_REQUIRED TASK_:
Copy each line exactly.

— Begin —

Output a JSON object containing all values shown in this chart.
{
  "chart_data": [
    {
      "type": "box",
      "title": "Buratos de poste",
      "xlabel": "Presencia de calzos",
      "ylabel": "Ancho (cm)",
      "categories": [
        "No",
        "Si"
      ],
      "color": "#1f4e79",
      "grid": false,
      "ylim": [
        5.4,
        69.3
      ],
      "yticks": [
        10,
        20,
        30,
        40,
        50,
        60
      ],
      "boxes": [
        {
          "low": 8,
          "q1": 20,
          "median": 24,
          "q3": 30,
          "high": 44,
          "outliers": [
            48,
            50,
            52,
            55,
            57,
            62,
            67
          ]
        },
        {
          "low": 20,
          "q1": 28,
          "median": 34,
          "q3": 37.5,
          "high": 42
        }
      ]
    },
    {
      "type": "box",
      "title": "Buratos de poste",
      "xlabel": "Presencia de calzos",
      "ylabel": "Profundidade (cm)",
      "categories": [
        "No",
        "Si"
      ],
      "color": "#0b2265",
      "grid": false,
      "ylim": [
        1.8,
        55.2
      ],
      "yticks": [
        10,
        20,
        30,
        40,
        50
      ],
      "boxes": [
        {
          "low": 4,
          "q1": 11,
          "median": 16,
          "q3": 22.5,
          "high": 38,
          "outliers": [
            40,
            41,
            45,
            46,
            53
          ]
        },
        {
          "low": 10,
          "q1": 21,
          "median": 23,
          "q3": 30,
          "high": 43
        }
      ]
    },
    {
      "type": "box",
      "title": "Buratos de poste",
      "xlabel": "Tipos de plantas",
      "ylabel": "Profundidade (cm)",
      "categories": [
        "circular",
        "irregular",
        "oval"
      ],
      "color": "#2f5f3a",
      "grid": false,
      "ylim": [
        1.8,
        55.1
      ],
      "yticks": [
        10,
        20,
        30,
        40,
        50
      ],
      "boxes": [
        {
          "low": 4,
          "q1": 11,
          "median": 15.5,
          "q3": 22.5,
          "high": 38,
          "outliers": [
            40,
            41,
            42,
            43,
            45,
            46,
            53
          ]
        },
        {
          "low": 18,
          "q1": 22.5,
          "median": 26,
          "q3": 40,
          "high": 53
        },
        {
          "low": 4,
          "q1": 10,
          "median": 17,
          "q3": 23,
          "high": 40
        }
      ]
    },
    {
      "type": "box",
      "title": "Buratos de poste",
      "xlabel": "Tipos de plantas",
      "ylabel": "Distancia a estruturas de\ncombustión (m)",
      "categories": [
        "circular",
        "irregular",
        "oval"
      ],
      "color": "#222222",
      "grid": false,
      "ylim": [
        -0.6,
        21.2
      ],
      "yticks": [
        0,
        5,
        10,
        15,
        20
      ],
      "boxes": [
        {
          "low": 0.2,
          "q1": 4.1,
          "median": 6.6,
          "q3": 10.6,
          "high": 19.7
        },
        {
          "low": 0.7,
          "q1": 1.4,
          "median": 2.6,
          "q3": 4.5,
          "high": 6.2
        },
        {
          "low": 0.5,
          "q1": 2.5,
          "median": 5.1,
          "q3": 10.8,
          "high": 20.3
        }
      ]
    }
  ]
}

— End —

_REPLY TO THE EXERCISE_:
Output a JSON object containing all values shown in this chart.
{
  "chart_data": [
    {
      "type": "box",
      "title": "Buratos de poste",
      "xlabel": "Presencia de calzos",
      "ylabel": "Ancho (cm)",
      "categories": [
        "No",
        "Si"
      ],
      "color": "#1f4e79",
      "grid": false,
      "ylim": [
        5.4,
        69.3
      ],
      "yticks": [
        10,
        20,
        30,
        40,
        50,
        60
      ],
      "boxes": [
        {
          "low": 8,
          "q1": 20,
          "median": 24,
          "q3": 30,
          "high": 44,
          "outliers": [
            48,
            50,
            52,
            55,
            57,
            62,
            67
          ]
        },
        {
          "low": 20,
          "q1": 28,
          "median": 34,
          "q3": 37.5,
          "high": 42
        }
      ]
    },
    {
      "type": "box",
      "title": "Buratos de poste",
      "xlabel": "Presencia de calzos",
      "ylabel": "Profundidade (cm)",
      "categories": [
        "No",
        "Si"
      ],
      "color": "#0b2265",
      "grid": false,
      "ylim": [
        1.8,
        55.2
      ],
      "yticks": [
        10,
        20,
        30,
        40,
        50
      ],
      "boxes": [
        {
          "low": 4,
          "q1": 11,
          "median": 16,
          "q3": 22.5,
          "high": 38,
          "outliers": [
            40,
            41,
            45,
            46,
            53
          ]
        },
        {
          "low": 10,
          "q1": 21,
          "median": 23,
          "q3": 30,
          "high": 43
        }
      ]
    },
    {
      "type": "box",
      "title": "Buratos de poste",
      "xlabel": "Tipos de plantas",
      "ylabel": "Profundidade (cm)",
      "categories": [
        "circular",
        "irregular",
        "oval"
      ],
      "color": "#2f5f3a",
      "grid": false,
      "ylim": [
        1.8,
        55.1
      ],
      "yticks": [
        10,
        20,
        30,
        40,
        50
      ],
      "boxes": [
        {
          "low": 4,
          "q1": 11,
          "median": 15.5,
          "q3": 22.5,
          "high": 38,
          "outliers": [
            40,
            41,
            42,
            43,
            45,
            46,
            53
          ]
        },
        {
          "low": 18,
          "q1": 22.5,
          "median": 26,
          "q3": 40,
          "high": 53
        },
        {
          "low": 4,
          "q1": 10,
          "median": 17,
          "q3": 23,
          "high": 40
        }
      ]
    },
    {
      "type": "box",
      "title": "Buratos de poste",
      "xlabel": "Tipos de plantas",
      "ylabel": "Distancia a estruturas de\ncombustión (m)",
      "categories": [
        "circular",
        "irregular",
        "oval"
      ],
      "color": "#222222",
      "grid": false,
      "ylim": [
        -0.6,
        21.2
      ],
      "yticks": [
        0,
        5,
        10,
        15,
        20
      ],
      "boxes": [
        {
          "low": 0.2,
          "q1": 4.1,
          "median": 6.6,
          "q3": 10.6,
          "high": 19.7
        },
        {
          "low": 0.7,
          "q1": 1.4,
          "median": 2.6,
          "q3": 4.5,
          "high": 6.2
        },
        {
          "low": 0.5,
          "q1": 2.5,
          "median": 5.1,
          "q3": 10.8,
          "high": 20.3
        }
      ]
    }
  ]
}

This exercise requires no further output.